** start Supplied records **

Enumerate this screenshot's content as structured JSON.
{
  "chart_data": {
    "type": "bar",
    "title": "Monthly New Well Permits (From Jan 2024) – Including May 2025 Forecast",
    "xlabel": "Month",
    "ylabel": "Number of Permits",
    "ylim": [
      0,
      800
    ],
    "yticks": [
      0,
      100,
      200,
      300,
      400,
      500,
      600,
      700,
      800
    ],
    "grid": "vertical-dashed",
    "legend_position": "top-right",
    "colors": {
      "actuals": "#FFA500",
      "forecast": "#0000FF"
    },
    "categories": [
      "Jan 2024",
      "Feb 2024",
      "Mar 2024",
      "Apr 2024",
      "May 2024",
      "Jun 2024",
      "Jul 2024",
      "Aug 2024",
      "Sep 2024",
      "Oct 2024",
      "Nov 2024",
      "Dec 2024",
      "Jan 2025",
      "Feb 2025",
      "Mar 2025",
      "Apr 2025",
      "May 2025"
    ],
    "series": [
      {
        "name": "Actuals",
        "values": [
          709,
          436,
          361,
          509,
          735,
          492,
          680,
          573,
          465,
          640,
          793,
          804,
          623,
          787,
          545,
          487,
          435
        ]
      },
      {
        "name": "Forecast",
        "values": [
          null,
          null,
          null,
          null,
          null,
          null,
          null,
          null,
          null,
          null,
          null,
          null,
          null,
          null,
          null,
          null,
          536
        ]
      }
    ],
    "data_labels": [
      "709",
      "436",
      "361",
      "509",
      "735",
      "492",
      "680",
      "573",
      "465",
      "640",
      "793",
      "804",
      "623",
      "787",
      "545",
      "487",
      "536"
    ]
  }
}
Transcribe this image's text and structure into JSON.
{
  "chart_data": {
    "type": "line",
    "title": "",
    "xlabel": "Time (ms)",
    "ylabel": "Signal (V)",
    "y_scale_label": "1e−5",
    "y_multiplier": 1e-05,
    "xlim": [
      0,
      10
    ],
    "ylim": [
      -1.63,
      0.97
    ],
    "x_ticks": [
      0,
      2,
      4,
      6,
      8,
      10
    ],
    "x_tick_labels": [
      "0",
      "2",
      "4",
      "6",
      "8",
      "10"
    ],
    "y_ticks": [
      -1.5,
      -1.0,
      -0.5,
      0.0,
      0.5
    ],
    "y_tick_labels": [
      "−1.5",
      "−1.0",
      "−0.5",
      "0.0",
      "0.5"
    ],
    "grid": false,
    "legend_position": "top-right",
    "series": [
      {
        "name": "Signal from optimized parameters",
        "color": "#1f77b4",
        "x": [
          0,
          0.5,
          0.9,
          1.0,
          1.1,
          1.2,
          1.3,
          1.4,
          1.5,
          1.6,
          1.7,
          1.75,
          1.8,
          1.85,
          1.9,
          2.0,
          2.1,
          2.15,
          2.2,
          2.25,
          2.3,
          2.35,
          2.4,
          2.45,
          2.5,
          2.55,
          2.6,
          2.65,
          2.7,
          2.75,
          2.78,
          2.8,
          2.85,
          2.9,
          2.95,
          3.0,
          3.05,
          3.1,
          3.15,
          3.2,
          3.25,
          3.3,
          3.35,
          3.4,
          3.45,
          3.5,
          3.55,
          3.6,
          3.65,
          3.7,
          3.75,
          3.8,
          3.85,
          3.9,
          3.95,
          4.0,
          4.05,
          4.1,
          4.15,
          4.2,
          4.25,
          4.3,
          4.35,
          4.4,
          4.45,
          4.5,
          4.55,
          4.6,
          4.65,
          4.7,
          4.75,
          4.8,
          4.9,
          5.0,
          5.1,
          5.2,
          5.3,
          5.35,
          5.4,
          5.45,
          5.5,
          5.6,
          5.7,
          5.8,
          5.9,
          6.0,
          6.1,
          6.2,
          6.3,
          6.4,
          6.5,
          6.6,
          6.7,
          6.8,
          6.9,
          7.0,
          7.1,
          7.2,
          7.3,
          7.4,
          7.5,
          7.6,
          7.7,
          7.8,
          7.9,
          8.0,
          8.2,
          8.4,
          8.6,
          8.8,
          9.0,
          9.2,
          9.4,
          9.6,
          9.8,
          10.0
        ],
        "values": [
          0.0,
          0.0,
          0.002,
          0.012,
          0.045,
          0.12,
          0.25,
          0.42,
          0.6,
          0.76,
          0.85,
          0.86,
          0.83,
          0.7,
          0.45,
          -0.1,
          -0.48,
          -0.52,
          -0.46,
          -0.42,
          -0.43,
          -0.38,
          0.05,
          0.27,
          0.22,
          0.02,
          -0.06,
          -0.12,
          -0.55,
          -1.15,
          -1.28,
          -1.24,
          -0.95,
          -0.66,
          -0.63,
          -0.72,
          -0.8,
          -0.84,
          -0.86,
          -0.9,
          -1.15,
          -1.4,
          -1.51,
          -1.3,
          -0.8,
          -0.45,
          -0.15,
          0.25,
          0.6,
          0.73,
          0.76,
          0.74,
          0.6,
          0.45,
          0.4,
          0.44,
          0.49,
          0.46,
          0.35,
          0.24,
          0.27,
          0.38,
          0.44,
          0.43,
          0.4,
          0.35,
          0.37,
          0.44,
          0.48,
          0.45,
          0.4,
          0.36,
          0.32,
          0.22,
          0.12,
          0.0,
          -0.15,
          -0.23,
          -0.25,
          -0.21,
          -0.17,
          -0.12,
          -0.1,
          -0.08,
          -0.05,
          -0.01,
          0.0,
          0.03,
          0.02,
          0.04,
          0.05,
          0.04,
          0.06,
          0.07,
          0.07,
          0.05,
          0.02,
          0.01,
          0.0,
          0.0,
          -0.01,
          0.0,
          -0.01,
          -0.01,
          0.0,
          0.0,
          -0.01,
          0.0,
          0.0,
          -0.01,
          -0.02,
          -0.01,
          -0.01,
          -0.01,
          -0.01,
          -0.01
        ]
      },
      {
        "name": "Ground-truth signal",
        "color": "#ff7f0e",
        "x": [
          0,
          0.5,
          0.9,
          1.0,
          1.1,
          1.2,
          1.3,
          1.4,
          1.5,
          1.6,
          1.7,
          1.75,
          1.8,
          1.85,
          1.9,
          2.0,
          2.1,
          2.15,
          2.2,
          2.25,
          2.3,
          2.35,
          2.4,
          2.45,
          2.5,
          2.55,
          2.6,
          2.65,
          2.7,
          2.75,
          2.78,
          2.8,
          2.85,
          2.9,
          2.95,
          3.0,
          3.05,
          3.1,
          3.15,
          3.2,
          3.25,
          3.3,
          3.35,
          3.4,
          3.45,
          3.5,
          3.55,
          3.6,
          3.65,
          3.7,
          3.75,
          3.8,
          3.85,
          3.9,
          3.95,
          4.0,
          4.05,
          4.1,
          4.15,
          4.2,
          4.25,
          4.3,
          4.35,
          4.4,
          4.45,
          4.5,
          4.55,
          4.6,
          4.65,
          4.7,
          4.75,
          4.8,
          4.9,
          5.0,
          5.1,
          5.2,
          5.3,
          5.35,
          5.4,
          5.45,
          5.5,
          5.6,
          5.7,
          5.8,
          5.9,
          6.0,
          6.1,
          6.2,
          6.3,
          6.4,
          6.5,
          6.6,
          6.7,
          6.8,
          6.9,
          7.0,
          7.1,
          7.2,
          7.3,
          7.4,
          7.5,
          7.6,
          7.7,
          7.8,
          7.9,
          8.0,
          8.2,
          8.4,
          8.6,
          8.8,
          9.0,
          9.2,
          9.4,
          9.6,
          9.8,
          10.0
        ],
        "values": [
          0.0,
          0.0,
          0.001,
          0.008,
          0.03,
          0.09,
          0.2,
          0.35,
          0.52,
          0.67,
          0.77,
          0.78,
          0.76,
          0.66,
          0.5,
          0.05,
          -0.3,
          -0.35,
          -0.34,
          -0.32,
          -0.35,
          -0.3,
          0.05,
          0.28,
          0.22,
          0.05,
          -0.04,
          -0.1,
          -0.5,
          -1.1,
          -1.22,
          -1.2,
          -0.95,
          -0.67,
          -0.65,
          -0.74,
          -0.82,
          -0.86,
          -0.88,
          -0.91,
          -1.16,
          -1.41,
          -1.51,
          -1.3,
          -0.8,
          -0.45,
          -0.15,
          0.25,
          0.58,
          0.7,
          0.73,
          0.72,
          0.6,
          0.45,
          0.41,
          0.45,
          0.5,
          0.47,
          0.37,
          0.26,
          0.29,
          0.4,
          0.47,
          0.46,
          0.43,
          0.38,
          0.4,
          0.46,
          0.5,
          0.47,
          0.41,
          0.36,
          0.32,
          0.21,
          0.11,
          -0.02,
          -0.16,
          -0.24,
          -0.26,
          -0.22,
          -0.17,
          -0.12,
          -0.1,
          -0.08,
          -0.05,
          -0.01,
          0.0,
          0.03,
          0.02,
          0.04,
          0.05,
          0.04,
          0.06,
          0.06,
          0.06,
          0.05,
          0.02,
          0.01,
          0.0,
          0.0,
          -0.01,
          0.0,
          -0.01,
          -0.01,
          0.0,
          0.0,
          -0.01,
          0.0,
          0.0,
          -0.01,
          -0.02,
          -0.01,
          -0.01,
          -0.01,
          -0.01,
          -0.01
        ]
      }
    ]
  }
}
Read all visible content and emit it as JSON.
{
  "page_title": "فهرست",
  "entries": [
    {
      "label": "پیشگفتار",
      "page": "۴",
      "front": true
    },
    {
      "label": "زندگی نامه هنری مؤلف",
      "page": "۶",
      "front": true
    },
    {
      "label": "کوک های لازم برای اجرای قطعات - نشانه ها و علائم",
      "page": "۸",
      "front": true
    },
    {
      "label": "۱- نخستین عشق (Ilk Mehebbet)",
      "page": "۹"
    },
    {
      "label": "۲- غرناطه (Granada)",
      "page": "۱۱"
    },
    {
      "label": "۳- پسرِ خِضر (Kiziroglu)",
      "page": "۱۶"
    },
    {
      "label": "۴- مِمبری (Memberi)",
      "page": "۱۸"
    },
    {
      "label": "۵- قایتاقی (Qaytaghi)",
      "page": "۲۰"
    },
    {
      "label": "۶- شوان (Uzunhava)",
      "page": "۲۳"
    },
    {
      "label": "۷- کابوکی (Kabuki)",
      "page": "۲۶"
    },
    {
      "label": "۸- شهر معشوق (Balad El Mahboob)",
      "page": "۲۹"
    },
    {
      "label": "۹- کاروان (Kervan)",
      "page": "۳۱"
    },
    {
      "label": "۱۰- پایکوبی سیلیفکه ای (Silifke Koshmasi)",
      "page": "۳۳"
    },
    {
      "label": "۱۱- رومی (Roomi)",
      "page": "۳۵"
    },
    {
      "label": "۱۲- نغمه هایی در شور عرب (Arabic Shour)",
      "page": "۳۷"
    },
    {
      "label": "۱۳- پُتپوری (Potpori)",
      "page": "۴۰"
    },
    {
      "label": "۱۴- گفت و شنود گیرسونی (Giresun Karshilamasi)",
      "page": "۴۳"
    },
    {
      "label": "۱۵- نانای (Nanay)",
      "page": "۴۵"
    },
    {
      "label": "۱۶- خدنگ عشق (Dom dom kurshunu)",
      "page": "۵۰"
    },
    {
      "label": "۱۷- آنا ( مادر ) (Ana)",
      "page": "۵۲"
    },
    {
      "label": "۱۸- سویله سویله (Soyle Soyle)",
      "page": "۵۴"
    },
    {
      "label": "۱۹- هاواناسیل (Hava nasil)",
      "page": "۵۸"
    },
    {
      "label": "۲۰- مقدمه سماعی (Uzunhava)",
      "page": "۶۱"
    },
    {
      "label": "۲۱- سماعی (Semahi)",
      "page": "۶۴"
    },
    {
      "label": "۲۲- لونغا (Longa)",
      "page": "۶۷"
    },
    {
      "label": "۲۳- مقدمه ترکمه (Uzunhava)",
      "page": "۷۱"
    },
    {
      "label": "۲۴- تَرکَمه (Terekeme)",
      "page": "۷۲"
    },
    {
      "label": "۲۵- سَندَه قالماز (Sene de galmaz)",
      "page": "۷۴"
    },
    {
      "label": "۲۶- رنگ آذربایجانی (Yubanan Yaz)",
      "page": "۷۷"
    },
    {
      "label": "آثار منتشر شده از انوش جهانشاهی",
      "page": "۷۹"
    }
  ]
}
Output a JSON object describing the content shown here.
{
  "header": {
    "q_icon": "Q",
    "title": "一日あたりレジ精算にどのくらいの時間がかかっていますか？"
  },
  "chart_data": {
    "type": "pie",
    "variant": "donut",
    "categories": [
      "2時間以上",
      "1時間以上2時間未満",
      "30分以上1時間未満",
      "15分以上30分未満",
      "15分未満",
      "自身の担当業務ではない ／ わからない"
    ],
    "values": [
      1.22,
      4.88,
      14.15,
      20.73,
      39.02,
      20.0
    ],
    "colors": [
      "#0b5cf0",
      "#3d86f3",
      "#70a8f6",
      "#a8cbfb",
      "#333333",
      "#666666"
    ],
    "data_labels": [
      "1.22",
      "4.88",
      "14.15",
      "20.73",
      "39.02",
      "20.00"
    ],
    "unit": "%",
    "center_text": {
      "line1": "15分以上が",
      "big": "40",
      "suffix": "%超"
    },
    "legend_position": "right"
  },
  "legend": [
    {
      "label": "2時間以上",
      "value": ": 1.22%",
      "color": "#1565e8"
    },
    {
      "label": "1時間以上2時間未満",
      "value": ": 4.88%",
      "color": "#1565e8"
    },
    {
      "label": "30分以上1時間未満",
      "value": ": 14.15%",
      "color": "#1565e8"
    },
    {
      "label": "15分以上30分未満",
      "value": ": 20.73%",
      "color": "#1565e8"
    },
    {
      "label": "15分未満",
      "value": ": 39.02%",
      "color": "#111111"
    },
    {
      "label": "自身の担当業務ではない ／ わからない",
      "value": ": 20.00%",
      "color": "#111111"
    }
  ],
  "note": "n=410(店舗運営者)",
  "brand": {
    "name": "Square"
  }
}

** end Supplied records **

● Task goal
Gather each line of the records holding the string "مقدمه".

● Result of this exercise
      "label": "۲۰- مقدمه سماعی (Uzunhava)",
      "label": "۲۳- مقدمه ترکمه (Uzunhava)",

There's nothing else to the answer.